**Written exercise:**
Rescale the lines from the line with "what elements are in" to the line with "text-segment: ) (265, 106, 272, 126)", both included. Give each of them again, requests too, but multiply every box coordinate in the answers by 0.2, round to whole numbers with halves going up, and leave the pictures out.

**Input material:**
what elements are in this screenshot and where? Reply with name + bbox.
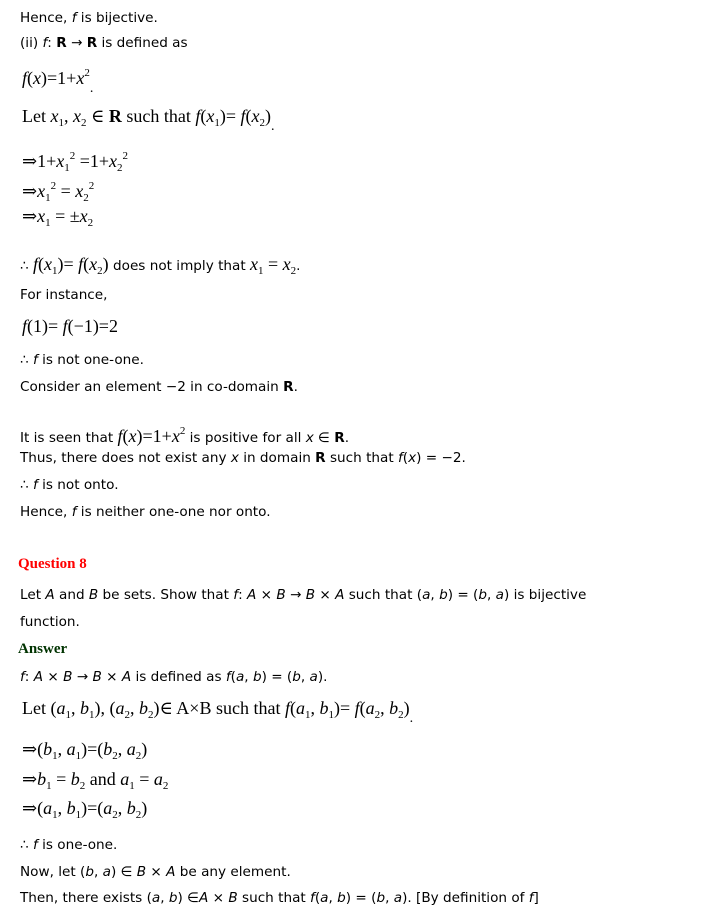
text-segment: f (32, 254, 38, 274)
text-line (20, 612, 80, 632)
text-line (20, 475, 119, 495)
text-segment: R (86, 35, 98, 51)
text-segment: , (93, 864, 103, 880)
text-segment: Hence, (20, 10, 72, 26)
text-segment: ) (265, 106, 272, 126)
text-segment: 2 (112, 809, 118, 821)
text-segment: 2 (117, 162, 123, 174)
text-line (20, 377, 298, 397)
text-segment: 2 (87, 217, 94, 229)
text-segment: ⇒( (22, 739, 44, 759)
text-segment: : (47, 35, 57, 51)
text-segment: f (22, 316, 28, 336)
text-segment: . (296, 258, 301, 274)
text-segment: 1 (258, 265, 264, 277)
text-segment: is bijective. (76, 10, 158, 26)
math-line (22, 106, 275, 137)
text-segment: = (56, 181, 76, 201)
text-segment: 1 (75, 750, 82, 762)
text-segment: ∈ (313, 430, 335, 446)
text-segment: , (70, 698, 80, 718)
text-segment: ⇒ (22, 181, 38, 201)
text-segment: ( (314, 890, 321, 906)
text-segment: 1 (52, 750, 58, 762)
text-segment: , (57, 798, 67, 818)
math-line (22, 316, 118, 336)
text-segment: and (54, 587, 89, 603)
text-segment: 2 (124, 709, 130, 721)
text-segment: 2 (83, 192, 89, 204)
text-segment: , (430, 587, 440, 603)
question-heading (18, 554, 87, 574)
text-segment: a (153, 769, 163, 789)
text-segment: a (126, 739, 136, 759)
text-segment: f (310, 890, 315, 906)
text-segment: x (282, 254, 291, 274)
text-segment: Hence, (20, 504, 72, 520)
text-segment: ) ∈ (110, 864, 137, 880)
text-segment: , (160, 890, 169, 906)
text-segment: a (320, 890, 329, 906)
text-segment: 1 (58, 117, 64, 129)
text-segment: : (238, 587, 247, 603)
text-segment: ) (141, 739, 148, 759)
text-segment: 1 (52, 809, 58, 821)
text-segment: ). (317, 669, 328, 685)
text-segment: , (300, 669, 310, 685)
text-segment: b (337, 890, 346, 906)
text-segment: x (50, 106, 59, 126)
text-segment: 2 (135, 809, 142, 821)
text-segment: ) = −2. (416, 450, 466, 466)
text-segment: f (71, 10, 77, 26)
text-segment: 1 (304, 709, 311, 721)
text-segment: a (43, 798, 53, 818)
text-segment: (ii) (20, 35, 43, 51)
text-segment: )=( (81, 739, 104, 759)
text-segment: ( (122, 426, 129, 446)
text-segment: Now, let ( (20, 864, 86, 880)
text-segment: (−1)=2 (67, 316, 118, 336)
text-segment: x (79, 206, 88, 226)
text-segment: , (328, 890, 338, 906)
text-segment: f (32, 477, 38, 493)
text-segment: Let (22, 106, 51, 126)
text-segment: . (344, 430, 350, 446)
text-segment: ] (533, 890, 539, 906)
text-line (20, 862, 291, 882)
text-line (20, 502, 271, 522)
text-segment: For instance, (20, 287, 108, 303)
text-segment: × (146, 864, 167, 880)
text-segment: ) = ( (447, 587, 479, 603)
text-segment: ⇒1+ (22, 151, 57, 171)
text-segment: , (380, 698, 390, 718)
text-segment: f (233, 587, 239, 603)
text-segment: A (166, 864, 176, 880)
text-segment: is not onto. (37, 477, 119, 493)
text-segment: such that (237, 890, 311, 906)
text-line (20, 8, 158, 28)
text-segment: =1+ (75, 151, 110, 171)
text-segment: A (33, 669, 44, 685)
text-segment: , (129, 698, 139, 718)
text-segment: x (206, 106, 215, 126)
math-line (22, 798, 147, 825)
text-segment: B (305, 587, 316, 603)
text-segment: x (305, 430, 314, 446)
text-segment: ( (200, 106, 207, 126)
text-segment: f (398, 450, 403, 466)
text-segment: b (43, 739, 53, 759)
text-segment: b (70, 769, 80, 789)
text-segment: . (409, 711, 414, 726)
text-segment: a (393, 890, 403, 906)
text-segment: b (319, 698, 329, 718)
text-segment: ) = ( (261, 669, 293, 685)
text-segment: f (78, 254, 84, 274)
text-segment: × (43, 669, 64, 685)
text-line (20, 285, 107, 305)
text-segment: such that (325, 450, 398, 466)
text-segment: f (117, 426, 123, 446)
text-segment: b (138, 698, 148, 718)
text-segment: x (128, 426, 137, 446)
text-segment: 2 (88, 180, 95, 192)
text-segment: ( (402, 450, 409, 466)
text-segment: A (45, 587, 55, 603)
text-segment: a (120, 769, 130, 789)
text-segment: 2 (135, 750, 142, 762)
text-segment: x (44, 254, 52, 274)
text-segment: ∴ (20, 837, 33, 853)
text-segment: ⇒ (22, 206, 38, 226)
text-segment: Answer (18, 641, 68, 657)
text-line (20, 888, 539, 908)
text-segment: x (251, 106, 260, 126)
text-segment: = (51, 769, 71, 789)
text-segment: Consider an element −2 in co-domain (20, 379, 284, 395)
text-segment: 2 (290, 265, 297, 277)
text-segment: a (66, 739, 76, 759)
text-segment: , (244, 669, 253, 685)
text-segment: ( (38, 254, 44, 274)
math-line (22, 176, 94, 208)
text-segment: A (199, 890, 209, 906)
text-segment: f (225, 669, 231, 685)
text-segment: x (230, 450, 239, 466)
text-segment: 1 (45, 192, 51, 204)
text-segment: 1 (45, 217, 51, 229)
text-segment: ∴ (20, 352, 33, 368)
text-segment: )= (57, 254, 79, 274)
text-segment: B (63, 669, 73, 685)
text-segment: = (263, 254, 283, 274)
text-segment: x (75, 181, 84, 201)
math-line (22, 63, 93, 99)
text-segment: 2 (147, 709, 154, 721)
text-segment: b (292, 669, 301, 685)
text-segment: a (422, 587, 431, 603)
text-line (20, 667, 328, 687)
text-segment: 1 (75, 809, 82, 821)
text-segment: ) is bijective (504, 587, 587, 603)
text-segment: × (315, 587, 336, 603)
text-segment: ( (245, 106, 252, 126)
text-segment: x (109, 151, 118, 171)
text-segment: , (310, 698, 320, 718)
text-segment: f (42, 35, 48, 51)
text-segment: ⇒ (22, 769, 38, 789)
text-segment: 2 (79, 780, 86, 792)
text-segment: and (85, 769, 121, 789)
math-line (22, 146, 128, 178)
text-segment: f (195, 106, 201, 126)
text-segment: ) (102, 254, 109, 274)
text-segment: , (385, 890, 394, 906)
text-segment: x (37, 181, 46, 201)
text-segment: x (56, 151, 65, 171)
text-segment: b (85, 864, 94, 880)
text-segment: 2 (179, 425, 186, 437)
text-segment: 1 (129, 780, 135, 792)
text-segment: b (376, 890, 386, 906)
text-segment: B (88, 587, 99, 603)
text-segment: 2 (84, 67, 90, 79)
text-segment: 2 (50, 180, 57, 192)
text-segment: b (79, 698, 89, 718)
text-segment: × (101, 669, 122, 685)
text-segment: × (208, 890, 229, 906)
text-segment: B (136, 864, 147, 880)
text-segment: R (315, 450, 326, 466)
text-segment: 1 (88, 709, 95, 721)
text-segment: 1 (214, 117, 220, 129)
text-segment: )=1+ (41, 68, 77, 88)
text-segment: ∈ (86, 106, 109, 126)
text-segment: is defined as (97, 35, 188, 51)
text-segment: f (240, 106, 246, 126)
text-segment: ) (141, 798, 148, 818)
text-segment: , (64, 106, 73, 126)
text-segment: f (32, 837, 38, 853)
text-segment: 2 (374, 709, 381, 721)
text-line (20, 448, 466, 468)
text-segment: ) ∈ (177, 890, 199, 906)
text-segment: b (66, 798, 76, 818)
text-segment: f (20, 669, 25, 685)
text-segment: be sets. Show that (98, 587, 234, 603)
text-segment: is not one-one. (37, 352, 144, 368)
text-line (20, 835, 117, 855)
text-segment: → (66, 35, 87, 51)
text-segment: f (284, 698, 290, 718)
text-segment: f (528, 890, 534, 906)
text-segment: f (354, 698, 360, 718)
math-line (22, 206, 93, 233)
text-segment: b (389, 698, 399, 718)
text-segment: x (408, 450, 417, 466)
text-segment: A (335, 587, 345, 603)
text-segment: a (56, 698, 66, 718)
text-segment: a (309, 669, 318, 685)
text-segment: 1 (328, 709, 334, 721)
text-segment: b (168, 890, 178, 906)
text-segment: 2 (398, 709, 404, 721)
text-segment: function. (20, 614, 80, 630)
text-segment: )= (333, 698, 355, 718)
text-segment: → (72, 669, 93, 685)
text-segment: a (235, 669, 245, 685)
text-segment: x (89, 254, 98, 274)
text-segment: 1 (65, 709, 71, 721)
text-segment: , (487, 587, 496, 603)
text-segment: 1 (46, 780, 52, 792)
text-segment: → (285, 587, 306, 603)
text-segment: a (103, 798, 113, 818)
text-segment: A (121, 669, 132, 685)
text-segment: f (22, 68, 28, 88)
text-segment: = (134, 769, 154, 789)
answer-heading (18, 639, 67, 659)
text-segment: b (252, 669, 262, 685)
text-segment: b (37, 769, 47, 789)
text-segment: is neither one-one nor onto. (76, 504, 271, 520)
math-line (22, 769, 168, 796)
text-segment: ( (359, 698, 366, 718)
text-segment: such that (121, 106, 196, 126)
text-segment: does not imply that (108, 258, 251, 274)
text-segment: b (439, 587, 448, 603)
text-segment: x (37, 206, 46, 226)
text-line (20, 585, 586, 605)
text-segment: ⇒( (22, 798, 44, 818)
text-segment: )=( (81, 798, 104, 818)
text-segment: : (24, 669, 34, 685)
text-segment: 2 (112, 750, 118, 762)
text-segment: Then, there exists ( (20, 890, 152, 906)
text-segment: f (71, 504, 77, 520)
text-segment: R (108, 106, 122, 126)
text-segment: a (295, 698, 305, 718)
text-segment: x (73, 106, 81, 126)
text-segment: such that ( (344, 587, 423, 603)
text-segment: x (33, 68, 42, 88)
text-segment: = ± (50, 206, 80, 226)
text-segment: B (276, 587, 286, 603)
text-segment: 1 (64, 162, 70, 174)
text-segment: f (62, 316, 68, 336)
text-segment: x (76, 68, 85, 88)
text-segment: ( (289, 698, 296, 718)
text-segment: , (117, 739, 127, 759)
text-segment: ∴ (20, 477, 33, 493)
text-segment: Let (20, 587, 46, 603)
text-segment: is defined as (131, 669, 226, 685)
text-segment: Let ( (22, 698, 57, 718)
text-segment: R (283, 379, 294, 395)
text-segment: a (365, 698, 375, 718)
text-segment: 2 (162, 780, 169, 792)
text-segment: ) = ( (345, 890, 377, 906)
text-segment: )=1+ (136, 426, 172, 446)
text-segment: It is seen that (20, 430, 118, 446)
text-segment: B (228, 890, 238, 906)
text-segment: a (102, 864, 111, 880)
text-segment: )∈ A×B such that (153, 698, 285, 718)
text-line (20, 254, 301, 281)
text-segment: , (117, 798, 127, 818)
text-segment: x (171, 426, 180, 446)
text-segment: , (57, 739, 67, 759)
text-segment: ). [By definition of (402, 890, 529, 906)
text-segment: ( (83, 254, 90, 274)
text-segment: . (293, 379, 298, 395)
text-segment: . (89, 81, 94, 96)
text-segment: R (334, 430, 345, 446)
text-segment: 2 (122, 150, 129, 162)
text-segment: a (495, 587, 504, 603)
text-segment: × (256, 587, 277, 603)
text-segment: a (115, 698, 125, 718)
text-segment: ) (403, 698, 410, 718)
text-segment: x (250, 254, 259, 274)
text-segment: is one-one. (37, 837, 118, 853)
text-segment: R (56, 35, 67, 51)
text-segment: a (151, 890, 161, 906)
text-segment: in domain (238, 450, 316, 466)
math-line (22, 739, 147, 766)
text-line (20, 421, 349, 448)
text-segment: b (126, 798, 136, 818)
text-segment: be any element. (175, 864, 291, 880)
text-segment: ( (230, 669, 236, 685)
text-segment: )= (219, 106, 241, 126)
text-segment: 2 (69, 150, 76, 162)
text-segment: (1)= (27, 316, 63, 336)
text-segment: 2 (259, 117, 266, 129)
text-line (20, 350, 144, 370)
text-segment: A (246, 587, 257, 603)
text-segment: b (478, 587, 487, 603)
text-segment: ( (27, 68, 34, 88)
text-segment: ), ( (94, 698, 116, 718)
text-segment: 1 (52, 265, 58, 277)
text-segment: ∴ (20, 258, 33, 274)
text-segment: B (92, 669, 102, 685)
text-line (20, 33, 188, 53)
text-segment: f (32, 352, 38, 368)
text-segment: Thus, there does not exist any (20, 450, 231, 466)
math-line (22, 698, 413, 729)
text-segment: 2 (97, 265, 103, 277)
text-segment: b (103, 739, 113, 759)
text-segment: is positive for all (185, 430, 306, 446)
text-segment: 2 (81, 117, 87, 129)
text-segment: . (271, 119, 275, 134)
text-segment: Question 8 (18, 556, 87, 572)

---

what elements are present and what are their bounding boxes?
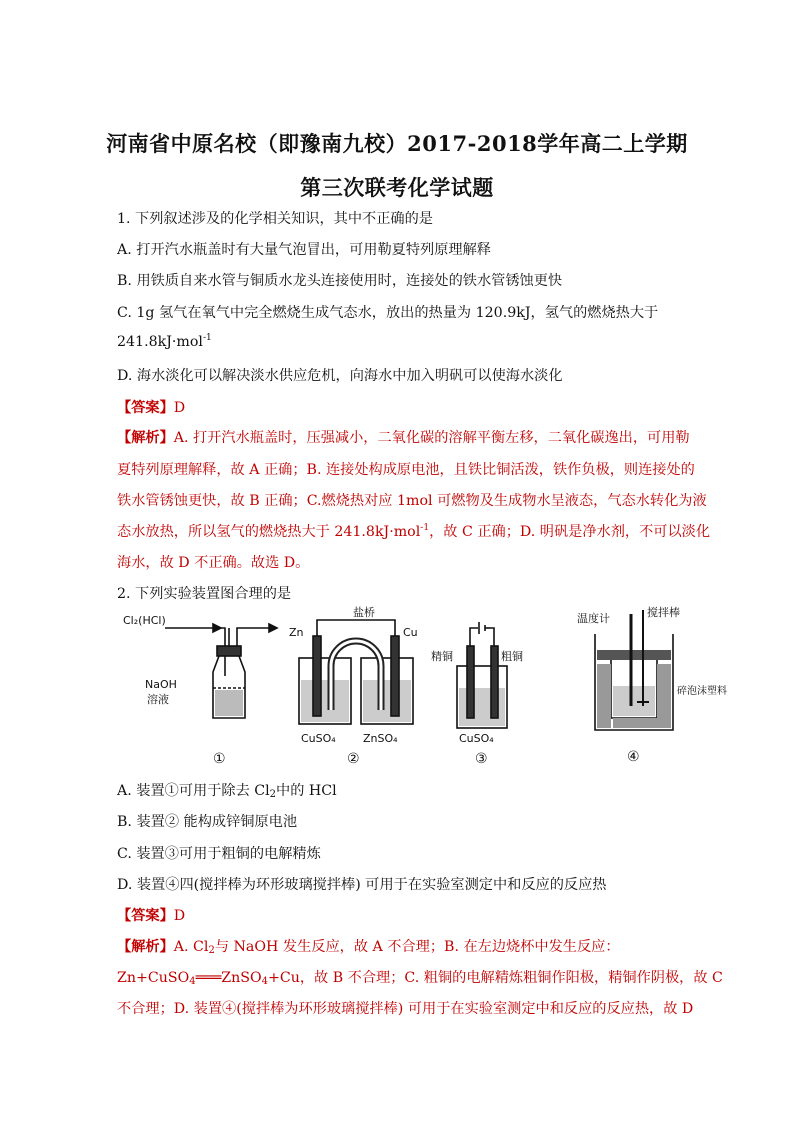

**Written response:**
what elements are in this screenshot and where? Reply with name + bbox.
text-segment: f (6, 51, 8, 55)
text-line (4, 122, 16, 126)
text-line (4, 95, 24, 99)
text-segment: R (17, 7, 20, 10)
text-segment: , (19, 173, 21, 176)
text-segment: Hence, (4, 2, 14, 5)
text-segment: ) (53, 21, 54, 25)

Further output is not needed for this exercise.